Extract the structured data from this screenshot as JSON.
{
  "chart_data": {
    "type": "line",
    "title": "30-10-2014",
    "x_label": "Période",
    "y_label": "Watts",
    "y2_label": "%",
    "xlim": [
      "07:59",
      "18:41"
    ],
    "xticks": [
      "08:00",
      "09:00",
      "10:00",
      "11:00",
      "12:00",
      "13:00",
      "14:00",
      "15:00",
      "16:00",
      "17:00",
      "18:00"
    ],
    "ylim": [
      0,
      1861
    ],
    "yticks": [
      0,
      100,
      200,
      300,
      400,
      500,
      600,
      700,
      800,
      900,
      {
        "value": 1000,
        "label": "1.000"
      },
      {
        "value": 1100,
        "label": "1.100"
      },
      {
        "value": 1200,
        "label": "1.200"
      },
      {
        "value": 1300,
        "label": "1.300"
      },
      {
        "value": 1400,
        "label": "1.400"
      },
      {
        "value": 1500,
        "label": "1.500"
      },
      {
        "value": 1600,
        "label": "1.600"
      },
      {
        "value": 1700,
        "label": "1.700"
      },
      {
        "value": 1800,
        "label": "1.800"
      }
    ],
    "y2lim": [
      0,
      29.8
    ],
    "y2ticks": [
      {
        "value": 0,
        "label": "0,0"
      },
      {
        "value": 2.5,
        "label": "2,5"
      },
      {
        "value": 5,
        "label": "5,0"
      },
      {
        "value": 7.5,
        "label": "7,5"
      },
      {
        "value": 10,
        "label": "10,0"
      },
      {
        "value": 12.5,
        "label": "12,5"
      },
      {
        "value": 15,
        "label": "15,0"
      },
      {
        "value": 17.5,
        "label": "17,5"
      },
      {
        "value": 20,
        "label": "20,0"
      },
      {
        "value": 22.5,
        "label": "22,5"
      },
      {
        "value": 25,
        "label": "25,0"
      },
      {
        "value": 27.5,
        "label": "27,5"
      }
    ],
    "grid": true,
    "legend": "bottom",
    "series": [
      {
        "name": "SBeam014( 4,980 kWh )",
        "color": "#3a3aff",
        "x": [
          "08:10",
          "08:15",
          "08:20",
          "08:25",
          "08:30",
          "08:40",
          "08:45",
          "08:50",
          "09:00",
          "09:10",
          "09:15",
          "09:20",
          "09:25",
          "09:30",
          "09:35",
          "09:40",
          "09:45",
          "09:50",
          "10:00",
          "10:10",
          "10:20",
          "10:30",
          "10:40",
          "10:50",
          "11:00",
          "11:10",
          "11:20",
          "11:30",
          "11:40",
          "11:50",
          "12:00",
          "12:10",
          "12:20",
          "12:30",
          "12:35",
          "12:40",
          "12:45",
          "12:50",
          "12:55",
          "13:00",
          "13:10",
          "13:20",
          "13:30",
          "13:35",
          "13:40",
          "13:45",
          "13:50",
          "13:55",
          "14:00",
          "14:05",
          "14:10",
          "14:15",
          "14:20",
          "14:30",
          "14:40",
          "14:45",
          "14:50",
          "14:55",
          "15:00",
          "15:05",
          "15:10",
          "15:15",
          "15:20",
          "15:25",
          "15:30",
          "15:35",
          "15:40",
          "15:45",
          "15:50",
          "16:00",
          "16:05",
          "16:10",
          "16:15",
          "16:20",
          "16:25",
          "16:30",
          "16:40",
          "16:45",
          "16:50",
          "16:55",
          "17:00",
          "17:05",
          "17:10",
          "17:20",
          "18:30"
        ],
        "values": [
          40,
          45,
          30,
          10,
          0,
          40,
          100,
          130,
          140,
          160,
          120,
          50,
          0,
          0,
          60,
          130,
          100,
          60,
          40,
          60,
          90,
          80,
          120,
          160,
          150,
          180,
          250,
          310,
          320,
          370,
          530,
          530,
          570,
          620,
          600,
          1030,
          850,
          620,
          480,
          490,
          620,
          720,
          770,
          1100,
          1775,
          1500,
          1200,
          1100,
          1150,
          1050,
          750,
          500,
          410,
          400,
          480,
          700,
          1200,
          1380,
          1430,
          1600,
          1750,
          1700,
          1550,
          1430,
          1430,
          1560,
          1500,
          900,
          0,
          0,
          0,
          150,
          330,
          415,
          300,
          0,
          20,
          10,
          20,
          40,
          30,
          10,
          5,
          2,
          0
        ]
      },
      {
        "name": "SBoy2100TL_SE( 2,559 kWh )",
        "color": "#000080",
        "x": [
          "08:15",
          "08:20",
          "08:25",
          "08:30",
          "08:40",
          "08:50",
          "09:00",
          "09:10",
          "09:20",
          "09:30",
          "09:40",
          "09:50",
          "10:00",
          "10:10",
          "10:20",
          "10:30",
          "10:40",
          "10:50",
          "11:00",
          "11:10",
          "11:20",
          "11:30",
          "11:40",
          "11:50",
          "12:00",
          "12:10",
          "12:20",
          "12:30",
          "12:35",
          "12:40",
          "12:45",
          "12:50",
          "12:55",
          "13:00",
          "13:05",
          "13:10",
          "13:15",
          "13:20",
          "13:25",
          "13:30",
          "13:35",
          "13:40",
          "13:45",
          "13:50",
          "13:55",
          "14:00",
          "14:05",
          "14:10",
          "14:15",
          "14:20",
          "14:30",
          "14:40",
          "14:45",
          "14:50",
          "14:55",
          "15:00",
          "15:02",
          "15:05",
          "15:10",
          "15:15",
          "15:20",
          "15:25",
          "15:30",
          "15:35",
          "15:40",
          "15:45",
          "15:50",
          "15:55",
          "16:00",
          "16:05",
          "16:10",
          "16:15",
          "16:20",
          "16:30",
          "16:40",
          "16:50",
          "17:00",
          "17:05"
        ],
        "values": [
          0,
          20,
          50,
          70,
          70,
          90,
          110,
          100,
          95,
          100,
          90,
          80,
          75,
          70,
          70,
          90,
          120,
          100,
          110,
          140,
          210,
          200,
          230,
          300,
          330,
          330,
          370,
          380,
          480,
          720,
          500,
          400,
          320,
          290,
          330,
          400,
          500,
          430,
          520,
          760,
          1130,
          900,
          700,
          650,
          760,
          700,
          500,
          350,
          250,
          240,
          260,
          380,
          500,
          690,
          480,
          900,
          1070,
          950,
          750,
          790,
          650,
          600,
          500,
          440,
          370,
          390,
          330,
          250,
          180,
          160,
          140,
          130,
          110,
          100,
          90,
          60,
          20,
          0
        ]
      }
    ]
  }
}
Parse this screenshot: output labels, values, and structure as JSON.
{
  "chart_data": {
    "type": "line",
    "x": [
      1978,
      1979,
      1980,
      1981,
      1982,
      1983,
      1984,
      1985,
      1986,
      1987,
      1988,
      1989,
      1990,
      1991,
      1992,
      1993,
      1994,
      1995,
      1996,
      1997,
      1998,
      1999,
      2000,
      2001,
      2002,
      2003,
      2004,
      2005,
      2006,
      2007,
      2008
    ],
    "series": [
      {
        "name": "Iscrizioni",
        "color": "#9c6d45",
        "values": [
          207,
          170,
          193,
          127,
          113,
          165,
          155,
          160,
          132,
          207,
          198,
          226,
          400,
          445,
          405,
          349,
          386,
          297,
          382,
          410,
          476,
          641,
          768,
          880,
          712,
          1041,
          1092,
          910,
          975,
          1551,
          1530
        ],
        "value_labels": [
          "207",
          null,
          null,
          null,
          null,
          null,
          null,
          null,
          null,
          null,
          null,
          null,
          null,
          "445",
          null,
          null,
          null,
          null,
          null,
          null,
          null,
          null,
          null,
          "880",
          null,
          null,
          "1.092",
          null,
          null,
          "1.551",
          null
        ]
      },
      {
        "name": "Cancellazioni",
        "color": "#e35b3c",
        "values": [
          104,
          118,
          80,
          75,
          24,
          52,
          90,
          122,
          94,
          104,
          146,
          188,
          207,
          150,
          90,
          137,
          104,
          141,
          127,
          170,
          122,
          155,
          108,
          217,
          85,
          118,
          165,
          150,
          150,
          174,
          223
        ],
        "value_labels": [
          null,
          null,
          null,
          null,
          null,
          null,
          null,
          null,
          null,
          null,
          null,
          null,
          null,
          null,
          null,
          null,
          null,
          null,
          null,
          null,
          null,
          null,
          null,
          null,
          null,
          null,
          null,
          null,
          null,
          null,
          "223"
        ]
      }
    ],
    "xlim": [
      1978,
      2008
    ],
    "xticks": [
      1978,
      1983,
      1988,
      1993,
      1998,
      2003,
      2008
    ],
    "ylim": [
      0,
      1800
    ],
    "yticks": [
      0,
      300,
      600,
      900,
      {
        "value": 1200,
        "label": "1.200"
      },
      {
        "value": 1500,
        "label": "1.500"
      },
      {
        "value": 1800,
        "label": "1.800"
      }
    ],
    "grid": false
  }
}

+ + + + +

▶ WHAT TO PRODUCE: Using the listing, copy every line where the word "color" shows up.

▶ TASK RESULT:
        "color": "#3a3aff",
        "color": "#000080",
        "color": "#9c6d45",
        "color": "#e35b3c",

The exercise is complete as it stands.